The request ::
List all lines of the data that include the string "density".

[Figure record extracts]

_ _ _ _ _

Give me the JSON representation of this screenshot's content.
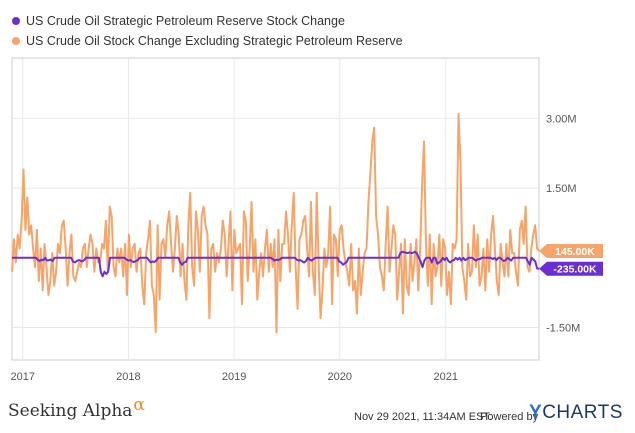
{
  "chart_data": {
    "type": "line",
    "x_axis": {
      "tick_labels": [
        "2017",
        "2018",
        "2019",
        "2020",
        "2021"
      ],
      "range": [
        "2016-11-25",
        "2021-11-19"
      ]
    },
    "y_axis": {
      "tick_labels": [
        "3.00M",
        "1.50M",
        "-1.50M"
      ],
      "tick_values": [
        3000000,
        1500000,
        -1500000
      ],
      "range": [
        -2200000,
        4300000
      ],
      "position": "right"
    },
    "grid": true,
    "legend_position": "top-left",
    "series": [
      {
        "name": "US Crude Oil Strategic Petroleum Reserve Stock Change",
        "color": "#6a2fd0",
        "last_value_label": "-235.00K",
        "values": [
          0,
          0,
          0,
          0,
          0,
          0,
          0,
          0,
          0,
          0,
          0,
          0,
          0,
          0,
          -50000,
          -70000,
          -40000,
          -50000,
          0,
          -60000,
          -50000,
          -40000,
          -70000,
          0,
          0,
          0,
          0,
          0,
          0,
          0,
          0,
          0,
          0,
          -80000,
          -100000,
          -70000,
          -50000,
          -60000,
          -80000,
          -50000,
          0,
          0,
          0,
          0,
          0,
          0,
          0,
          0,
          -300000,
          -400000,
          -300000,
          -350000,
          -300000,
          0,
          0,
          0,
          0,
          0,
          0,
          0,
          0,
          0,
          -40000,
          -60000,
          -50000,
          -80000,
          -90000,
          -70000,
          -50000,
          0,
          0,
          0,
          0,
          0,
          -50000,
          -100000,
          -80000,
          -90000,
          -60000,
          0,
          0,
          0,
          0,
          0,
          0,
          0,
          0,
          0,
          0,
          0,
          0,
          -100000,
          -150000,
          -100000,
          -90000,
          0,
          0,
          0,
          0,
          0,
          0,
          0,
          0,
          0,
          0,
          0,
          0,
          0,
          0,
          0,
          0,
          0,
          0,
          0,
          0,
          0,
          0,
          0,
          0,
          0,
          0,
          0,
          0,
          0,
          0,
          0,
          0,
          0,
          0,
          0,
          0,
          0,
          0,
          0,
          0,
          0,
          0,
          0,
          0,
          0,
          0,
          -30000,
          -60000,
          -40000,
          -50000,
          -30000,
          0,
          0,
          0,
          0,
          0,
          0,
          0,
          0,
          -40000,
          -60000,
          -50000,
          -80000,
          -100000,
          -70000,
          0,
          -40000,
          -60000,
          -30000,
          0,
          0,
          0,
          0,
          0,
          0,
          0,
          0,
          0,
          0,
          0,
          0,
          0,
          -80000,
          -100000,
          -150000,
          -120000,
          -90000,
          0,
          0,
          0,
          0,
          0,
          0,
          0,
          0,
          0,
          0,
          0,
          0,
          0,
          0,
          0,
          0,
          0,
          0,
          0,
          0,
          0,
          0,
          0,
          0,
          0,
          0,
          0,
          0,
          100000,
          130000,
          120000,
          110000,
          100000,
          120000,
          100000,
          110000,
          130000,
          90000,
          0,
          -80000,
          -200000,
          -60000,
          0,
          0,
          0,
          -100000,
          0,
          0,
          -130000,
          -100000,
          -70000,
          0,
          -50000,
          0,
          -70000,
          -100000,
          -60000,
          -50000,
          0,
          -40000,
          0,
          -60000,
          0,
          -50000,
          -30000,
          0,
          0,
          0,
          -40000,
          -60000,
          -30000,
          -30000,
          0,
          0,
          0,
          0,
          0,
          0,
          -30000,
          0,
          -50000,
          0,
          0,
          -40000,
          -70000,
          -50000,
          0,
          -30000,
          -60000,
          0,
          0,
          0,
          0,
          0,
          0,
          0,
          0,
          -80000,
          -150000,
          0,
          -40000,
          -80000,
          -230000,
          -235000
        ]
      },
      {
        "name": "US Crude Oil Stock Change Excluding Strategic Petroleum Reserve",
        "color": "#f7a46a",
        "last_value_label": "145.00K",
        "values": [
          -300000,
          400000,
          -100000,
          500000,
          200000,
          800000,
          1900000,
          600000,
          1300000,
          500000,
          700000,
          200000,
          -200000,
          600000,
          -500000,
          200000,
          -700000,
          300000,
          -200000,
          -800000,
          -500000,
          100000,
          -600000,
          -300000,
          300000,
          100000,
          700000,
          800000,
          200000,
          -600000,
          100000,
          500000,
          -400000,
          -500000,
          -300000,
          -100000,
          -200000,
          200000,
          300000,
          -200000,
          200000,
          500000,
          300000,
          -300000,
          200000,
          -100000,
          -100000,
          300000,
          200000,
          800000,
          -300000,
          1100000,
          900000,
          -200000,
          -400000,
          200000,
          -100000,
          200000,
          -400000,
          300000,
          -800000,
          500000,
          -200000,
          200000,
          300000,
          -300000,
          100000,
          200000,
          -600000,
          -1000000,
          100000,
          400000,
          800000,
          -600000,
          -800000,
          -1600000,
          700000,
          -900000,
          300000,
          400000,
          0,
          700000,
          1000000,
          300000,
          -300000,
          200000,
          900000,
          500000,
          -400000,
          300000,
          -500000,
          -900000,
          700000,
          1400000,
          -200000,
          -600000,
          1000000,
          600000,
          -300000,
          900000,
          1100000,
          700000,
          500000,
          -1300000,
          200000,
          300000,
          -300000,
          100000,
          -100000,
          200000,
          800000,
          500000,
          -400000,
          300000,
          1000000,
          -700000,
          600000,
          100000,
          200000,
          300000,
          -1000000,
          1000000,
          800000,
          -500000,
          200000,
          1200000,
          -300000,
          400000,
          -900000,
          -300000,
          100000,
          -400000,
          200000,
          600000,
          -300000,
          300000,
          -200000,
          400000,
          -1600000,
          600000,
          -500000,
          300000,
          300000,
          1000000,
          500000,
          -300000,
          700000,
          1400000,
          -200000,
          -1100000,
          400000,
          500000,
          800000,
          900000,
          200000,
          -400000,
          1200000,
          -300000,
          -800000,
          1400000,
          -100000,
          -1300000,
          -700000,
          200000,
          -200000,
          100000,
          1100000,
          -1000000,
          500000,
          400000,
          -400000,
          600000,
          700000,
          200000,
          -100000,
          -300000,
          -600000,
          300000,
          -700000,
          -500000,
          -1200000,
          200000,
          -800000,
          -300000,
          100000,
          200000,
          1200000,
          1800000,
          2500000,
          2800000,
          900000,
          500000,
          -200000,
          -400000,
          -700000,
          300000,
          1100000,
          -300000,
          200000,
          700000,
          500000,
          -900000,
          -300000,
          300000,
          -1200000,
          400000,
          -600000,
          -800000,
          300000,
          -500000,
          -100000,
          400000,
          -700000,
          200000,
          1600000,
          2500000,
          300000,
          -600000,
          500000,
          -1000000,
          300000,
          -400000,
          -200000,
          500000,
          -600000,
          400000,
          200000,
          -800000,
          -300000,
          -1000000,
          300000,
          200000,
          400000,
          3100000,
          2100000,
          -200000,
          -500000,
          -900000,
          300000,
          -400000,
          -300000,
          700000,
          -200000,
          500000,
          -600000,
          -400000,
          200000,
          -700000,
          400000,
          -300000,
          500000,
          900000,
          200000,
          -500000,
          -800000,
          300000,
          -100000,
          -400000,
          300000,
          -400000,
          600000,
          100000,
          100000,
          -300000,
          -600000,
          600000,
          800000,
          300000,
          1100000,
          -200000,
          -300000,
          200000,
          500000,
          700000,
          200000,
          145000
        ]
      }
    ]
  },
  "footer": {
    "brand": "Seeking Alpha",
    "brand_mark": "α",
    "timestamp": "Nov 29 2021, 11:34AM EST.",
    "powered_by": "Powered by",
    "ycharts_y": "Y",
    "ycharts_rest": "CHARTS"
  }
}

_ _ _ _ _

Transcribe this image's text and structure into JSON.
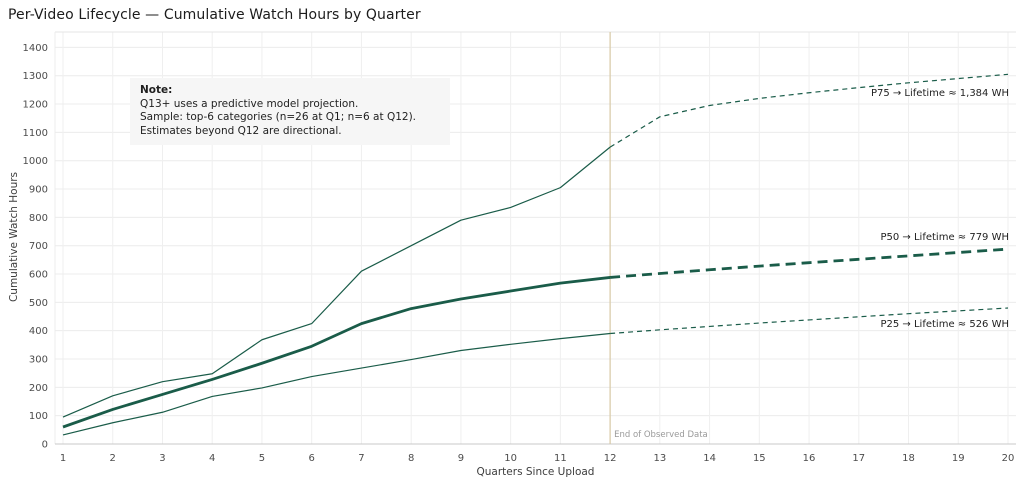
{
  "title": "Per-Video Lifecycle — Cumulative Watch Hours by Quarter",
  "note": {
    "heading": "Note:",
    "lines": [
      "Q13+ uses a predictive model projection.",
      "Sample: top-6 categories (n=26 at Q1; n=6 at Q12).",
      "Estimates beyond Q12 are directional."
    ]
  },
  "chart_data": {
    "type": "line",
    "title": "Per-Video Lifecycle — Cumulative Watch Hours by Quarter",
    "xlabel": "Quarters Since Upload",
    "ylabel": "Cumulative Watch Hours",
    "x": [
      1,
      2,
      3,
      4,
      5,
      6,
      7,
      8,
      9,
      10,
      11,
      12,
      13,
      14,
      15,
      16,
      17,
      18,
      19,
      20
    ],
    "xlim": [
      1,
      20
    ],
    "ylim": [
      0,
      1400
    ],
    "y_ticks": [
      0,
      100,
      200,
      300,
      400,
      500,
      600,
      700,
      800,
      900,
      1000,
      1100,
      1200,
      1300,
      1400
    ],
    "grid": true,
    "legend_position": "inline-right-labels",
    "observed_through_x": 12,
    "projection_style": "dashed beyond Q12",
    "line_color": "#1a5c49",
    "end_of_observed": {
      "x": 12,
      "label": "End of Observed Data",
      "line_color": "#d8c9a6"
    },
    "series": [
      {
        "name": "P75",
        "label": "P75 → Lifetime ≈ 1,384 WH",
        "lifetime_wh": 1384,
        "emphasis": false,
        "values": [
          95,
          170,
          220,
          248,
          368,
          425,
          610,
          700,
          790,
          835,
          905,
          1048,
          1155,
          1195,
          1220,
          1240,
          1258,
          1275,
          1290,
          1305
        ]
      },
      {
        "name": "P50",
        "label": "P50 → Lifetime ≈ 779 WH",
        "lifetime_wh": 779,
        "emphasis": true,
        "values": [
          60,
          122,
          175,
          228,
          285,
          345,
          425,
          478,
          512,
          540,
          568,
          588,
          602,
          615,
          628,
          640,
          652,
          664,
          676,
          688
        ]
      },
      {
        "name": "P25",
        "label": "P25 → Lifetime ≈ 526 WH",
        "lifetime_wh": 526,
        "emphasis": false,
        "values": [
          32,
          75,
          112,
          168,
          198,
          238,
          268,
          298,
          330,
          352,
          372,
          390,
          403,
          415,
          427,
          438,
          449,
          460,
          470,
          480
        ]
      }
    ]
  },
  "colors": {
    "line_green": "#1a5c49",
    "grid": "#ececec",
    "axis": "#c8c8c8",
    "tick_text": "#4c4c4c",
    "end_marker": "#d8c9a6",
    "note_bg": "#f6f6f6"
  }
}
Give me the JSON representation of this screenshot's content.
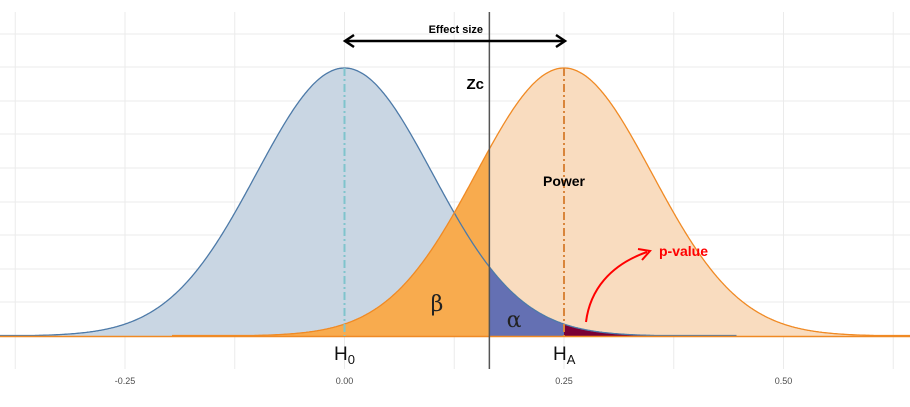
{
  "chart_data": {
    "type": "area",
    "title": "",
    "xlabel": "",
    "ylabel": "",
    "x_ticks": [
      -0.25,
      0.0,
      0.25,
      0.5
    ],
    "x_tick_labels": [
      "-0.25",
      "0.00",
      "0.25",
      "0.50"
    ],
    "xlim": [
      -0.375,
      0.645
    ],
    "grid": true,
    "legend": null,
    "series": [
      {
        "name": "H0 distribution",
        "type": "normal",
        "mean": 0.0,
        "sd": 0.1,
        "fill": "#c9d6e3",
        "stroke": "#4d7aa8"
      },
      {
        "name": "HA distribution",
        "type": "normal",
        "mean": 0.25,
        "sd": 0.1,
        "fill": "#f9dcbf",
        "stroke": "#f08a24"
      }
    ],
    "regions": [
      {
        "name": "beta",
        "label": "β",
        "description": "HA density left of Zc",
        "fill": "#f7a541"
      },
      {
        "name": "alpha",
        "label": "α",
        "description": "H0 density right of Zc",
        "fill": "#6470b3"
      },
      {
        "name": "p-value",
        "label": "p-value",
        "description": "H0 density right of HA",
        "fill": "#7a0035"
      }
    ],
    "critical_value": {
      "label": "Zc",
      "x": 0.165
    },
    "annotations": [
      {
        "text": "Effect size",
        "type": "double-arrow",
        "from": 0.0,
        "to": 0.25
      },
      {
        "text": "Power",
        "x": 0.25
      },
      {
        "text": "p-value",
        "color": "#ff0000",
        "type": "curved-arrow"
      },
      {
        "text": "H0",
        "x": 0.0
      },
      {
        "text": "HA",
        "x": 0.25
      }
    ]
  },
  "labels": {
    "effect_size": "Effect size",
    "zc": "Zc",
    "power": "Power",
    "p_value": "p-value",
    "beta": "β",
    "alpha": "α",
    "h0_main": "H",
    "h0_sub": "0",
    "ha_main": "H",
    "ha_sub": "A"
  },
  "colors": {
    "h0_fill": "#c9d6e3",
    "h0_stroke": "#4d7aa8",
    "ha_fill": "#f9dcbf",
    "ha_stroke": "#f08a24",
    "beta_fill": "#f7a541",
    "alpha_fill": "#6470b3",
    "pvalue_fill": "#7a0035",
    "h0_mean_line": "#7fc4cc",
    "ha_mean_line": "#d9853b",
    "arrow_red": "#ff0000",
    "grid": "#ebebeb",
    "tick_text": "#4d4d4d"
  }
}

_ _ _ _ _

Final answer ::
        "description": "HA density left of Zc",
        "description": "H0 density right of Zc",
        "description": "H0 density right of HA",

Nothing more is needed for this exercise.